*Written task:*
Each line should be copied exactly.

*Extracted entries:*
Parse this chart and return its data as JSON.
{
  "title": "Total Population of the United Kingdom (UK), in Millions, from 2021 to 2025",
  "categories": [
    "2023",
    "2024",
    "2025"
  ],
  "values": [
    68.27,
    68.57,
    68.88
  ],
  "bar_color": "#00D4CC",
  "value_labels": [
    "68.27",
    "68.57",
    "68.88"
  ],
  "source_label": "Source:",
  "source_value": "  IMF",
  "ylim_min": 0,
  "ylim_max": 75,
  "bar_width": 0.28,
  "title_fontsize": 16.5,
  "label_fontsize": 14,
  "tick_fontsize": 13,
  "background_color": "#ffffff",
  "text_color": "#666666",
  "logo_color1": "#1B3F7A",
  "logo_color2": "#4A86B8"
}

*Solution for this task:*
Parse this chart and return its data as JSON.
{
  "title": "Total Population of the United Kingdom (UK), in Millions, from 2021 to 2025",
  "categories": [
    "2023",
    "2024",
    "2025"
  ],
  "values": [
    68.27,
    68.57,
    68.88
  ],
  "bar_color": "#00D4CC",
  "value_labels": [
    "68.27",
    "68.57",
    "68.88"
  ],
  "source_label": "Source:",
  "source_value": "  IMF",
  "ylim_min": 0,
  "ylim_max": 75,
  "bar_width": 0.28,
  "title_fontsize": 16.5,
  "label_fontsize": 14,
  "tick_fontsize": 13,
  "background_color": "#ffffff",
  "text_color": "#666666",
  "logo_color1": "#1B3F7A",
  "logo_color2": "#4A86B8"
}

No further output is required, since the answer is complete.